▶ **Written problem**
Display each line of the data below that contains the string "current".

▶ **Records supplied**

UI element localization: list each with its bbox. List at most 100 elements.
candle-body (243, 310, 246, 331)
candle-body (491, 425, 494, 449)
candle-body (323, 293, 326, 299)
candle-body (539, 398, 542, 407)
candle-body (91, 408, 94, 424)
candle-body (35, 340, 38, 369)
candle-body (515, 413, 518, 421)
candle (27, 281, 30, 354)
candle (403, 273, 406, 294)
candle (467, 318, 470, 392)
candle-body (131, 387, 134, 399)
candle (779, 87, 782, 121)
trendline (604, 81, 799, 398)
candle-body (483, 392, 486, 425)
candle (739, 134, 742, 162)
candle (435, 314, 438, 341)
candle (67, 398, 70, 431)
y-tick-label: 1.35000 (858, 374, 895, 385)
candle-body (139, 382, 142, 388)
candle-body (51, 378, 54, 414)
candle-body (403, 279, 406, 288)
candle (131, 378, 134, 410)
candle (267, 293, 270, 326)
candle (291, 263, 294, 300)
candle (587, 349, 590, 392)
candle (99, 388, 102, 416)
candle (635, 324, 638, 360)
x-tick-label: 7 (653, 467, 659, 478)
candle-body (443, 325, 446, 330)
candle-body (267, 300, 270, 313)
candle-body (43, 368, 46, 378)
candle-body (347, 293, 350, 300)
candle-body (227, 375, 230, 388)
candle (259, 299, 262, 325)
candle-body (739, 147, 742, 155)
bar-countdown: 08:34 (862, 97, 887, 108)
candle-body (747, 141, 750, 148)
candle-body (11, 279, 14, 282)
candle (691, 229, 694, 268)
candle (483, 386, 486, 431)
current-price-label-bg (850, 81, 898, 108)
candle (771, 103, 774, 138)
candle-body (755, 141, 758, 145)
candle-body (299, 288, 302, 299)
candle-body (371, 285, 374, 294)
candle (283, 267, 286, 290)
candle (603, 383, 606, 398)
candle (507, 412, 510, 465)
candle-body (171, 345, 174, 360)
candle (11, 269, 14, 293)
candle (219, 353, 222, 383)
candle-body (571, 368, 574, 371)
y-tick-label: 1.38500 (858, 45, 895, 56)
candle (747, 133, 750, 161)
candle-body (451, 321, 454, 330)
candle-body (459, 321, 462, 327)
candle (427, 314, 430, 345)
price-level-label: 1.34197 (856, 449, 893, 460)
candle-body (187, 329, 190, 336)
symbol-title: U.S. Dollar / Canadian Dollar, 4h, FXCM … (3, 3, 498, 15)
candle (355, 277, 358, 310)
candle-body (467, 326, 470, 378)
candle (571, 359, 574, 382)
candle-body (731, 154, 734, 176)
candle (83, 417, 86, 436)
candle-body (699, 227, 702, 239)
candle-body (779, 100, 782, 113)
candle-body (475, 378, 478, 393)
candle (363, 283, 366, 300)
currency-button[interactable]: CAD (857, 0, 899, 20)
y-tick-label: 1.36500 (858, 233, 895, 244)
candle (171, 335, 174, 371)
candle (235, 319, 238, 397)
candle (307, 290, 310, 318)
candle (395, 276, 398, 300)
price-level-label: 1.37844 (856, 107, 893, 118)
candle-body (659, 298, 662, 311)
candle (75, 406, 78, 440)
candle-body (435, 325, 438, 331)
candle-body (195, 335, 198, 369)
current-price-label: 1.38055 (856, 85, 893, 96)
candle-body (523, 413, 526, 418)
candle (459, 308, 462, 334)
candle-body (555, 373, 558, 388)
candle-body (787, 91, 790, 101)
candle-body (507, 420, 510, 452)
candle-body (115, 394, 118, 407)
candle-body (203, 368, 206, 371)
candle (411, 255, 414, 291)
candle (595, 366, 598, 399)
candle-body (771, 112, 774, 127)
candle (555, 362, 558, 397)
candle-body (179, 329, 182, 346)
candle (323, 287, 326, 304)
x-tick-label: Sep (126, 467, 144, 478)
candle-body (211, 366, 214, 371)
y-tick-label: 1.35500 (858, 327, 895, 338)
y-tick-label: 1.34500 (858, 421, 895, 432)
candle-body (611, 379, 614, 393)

▶ **The response**
current-price-label-bg (850, 81, 898, 108)
current-price-label: 1.38055 (856, 85, 893, 96)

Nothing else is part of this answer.